Aim of the task: Collect each line of the entries that holds the string "series".

Data listing:
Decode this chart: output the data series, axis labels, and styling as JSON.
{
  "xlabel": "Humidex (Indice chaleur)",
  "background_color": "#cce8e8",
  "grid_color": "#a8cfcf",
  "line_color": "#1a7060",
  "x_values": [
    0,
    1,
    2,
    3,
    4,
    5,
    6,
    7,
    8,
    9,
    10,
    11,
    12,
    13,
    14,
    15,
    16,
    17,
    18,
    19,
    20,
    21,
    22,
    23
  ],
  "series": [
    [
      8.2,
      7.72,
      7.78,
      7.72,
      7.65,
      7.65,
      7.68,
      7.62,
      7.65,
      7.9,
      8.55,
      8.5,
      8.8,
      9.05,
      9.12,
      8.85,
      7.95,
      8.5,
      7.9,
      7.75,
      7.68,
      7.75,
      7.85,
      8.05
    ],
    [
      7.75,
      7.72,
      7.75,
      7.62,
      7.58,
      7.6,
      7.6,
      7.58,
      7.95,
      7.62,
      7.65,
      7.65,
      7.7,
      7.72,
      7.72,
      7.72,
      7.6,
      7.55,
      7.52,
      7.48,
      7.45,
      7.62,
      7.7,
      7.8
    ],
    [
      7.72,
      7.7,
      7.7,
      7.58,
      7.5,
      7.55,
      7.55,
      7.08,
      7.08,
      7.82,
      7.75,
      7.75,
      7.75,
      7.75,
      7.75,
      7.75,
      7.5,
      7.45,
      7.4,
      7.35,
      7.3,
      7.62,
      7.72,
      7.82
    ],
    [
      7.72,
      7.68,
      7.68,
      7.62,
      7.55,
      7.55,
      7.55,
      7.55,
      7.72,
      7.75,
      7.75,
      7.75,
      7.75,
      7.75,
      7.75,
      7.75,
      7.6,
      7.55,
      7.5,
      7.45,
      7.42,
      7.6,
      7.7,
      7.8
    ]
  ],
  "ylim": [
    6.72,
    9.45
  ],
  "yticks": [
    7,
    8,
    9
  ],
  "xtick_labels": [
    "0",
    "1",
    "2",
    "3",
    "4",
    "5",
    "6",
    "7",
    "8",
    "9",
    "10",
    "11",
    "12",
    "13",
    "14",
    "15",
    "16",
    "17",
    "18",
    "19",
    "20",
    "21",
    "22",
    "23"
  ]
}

Solution:
Decode this chart: output the data series, axis labels, and styling as JSON.
  "series": [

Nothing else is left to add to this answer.